#### Your instructions
Each line in the entries below that holds the string "More" is to be listed.

Stored data

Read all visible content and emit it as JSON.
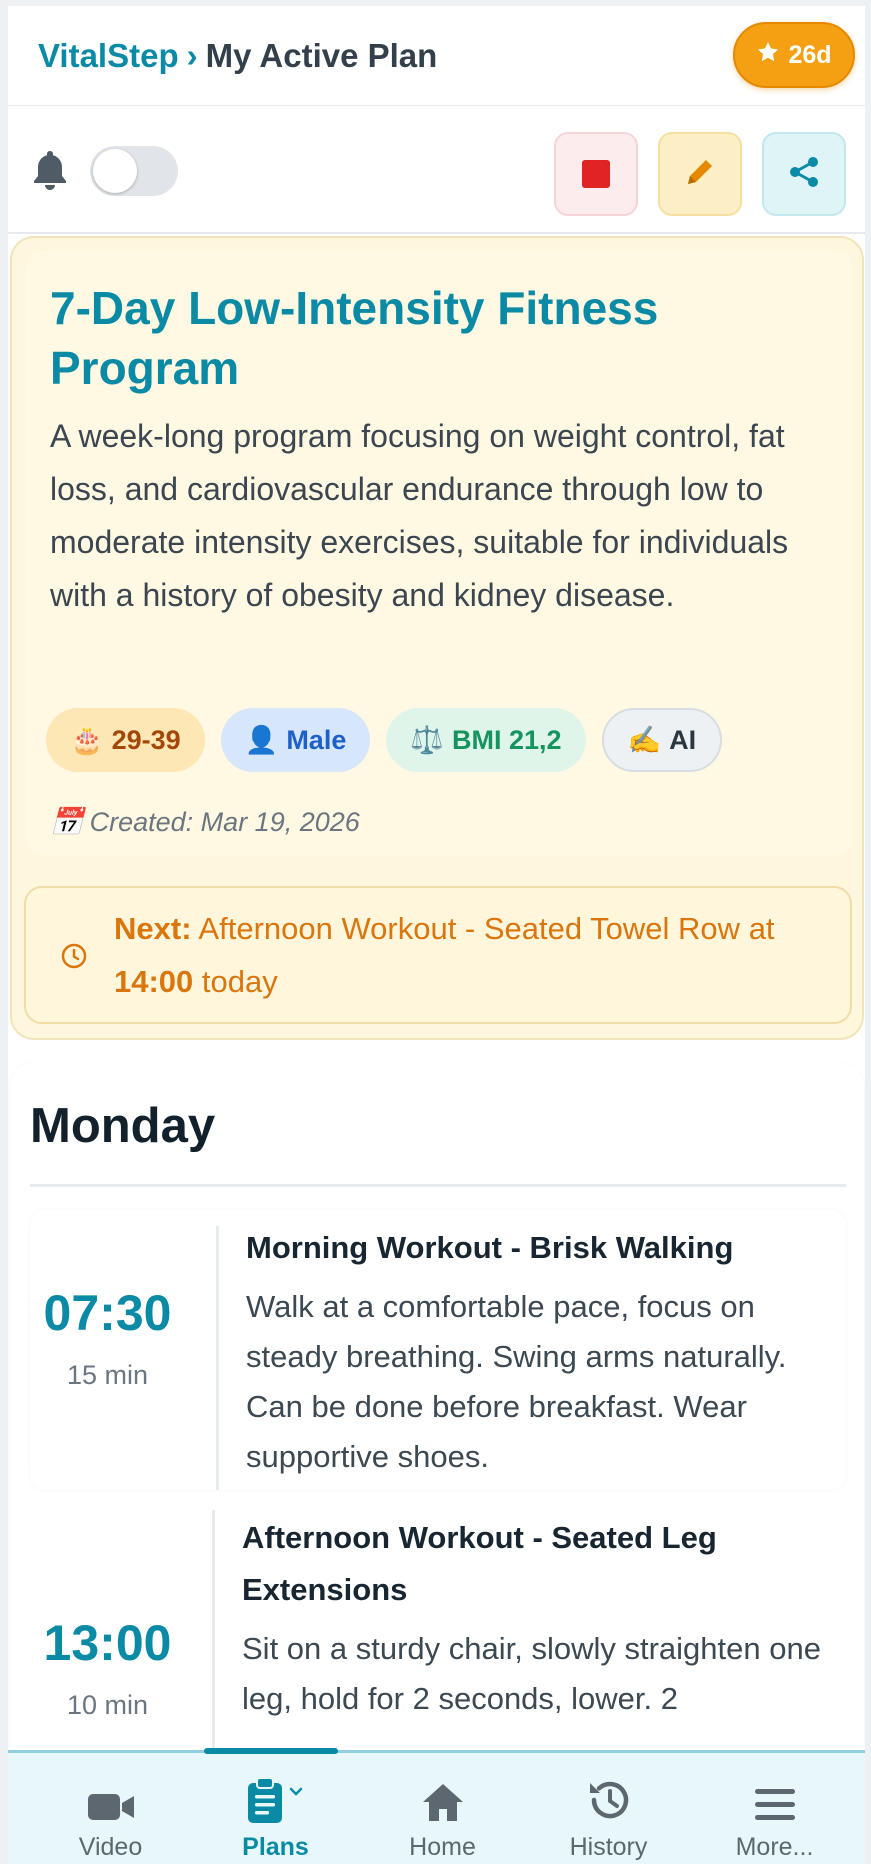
{
  "header": {
    "brand": "VitalStep",
    "separator": "›",
    "current": "My Active Plan",
    "streak_label": "26d"
  },
  "toolbar": {
    "notifications_enabled": false
  },
  "plan": {
    "title": "7-Day Low-Intensity Fitness Program",
    "description": "A week-long program focusing on weight control, fat loss, and cardiovascular endurance through low to moderate intensity exercises, suitable for individuals with a history of obesity and kidney disease.",
    "tags": {
      "age": {
        "emoji": "🎂",
        "label": "29-39"
      },
      "gender": {
        "emoji": "👤",
        "label": "Male"
      },
      "bmi": {
        "emoji": "⚖️",
        "label": "BMI 21,2"
      },
      "source": {
        "emoji": "✍️",
        "label": "AI"
      }
    },
    "created_emoji": "📅",
    "created": "Created: Mar 19, 2026",
    "next": {
      "prefix": "Next:",
      "activity": "Afternoon Workout - Seated Towel Row",
      "at": "at",
      "time": "14:00",
      "when": "today"
    }
  },
  "day": {
    "title": "Monday",
    "sessions": [
      {
        "time": "07:30",
        "duration": "15 min",
        "title": "Morning Workout - Brisk Walking",
        "description": "Walk at a comfortable pace, focus on steady breathing. Swing arms naturally. Can be done before breakfast. Wear supportive shoes."
      },
      {
        "time": "13:00",
        "duration": "10 min",
        "title": "Afternoon Workout - Seated Leg Extensions",
        "description": "Sit on a sturdy chair, slowly straighten one leg, hold for 2 seconds, lower. 2"
      }
    ]
  },
  "nav": {
    "items": [
      {
        "label": "Video",
        "icon": "video-camera-icon"
      },
      {
        "label": "Plans",
        "icon": "clipboard-icon"
      },
      {
        "label": "Home",
        "icon": "home-icon"
      },
      {
        "label": "History",
        "icon": "history-icon"
      },
      {
        "label": "More...",
        "icon": "menu-icon"
      }
    ],
    "active": "Plans"
  },
  "colors": {
    "accent": "#0a8aa5",
    "streak": "#f5a012",
    "stop": "#e02424",
    "next_text": "#d9760d"
  }
}
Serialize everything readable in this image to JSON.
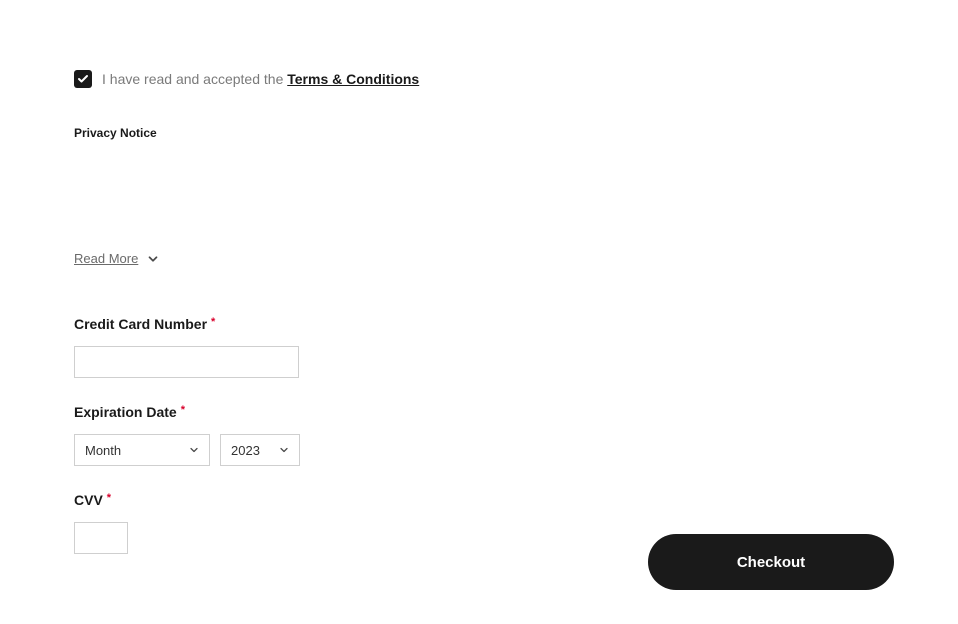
{
  "terms": {
    "text_prefix": "I have read and accepted the ",
    "link_label": "Terms & Conditions",
    "checked": true
  },
  "privacy": {
    "heading": "Privacy Notice",
    "read_more_label": "Read More"
  },
  "payment": {
    "cc_label": "Credit Card Number",
    "cc_value": "",
    "exp_label": "Expiration Date",
    "exp_month_value": "Month",
    "exp_year_value": "2023",
    "cvv_label": "CVV",
    "cvv_value": ""
  },
  "actions": {
    "checkout_label": "Checkout"
  }
}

#### Written solution
        "label": "More...",
    "read_more_label": "Read More"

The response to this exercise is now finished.